Give only the number of lines that hold the word "ætiological".

Some records
──────────────────────────────

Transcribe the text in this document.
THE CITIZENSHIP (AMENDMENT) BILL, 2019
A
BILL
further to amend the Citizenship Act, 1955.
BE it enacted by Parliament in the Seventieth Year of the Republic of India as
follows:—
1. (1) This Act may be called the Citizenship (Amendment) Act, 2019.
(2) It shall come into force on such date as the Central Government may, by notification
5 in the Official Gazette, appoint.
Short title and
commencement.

──────────────────────────────

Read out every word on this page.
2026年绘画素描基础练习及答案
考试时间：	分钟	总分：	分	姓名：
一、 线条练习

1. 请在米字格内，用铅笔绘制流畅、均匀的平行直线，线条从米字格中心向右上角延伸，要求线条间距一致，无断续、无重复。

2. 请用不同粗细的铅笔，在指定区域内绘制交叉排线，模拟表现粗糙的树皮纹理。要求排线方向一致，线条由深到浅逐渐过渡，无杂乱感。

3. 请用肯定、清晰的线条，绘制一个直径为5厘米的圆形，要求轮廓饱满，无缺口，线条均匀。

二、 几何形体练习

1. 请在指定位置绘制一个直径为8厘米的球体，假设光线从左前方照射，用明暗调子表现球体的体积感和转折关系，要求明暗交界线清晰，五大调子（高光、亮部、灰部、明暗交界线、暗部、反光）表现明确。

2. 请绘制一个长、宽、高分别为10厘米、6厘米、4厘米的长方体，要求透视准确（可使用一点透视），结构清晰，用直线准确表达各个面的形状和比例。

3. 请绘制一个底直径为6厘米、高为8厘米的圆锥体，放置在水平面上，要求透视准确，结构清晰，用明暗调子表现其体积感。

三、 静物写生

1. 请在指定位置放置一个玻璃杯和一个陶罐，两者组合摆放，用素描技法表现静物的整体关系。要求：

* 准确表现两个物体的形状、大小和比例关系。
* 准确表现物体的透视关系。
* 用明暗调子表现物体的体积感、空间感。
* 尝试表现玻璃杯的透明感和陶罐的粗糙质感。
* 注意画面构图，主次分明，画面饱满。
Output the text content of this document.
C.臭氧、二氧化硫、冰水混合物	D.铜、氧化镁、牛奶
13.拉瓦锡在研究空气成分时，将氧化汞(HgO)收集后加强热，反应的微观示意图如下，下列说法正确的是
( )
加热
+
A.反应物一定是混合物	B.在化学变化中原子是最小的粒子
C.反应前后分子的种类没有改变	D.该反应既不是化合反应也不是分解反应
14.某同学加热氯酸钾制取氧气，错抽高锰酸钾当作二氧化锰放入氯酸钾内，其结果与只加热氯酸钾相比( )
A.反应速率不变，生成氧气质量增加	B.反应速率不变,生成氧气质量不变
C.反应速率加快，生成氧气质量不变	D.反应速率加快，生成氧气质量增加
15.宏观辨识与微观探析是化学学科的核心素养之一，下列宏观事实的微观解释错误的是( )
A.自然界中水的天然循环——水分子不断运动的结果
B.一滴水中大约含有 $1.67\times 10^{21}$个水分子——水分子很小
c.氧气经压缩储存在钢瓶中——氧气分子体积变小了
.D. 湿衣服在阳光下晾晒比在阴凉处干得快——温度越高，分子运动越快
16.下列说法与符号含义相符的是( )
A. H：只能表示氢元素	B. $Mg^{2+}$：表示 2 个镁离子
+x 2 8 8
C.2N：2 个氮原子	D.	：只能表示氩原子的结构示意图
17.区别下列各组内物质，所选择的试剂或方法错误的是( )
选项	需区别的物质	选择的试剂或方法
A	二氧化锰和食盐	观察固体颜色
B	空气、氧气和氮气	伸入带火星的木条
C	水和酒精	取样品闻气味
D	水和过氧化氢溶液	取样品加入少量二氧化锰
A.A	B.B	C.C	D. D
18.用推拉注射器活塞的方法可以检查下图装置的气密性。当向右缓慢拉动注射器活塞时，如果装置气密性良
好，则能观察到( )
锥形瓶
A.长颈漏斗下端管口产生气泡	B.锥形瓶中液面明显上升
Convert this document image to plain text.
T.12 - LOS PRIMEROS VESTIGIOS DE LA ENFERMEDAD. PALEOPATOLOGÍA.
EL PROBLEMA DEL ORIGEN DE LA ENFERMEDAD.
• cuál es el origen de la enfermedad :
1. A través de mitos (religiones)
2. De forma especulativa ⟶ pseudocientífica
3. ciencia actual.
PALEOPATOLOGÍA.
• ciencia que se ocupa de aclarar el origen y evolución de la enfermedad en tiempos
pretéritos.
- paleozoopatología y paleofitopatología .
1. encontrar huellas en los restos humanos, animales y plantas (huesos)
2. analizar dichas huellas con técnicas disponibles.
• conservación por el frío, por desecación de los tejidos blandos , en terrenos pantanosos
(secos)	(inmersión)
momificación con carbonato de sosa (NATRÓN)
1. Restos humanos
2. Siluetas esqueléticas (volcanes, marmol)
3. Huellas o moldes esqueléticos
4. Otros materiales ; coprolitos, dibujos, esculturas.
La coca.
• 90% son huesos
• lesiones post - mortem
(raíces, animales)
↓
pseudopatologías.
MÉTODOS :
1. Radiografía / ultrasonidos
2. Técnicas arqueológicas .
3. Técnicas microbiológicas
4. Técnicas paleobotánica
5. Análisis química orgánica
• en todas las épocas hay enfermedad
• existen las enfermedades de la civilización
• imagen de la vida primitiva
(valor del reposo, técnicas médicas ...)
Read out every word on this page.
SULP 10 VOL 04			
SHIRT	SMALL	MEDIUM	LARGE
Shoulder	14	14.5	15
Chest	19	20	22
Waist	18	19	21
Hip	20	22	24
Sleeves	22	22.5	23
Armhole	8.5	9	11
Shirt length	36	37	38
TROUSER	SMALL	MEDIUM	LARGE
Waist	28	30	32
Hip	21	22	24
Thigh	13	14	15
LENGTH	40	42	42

──────────────────────────────

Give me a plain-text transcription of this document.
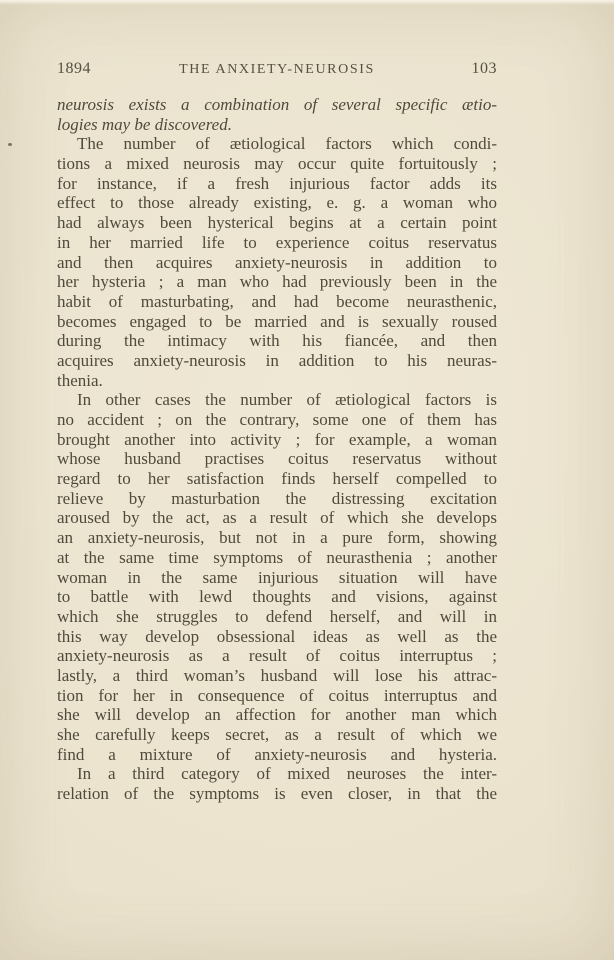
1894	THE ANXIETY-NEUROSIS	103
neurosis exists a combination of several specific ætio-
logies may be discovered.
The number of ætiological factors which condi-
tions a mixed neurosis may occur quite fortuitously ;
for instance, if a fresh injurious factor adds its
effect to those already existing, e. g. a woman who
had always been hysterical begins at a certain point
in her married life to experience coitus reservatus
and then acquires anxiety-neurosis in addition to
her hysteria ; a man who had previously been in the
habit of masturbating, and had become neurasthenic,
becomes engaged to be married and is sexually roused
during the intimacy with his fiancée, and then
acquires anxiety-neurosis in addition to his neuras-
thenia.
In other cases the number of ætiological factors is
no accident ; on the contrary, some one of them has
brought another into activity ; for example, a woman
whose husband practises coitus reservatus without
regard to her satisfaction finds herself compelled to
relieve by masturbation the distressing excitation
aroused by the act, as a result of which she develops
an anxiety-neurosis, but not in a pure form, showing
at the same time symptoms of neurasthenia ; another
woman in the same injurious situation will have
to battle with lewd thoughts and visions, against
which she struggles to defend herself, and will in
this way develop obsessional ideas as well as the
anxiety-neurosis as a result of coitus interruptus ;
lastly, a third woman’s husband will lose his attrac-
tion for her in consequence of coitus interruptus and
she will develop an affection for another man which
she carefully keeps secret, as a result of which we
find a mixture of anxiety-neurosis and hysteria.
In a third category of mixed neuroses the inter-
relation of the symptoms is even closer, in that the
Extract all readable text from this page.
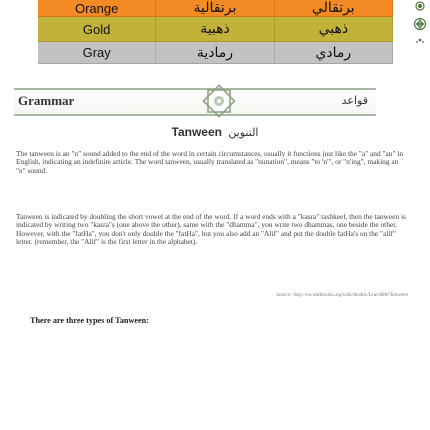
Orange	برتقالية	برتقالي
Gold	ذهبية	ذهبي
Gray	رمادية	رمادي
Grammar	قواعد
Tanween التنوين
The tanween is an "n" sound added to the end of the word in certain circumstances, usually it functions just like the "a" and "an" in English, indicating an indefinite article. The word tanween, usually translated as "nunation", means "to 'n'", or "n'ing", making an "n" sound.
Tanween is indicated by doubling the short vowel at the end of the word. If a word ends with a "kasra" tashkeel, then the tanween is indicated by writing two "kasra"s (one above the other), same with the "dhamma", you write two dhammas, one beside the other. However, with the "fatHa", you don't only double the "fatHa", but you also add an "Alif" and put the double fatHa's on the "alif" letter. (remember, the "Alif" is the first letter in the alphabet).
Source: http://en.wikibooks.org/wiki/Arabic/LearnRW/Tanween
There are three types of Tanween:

──────────────────────────────

EXERCISE SOLUTION: 2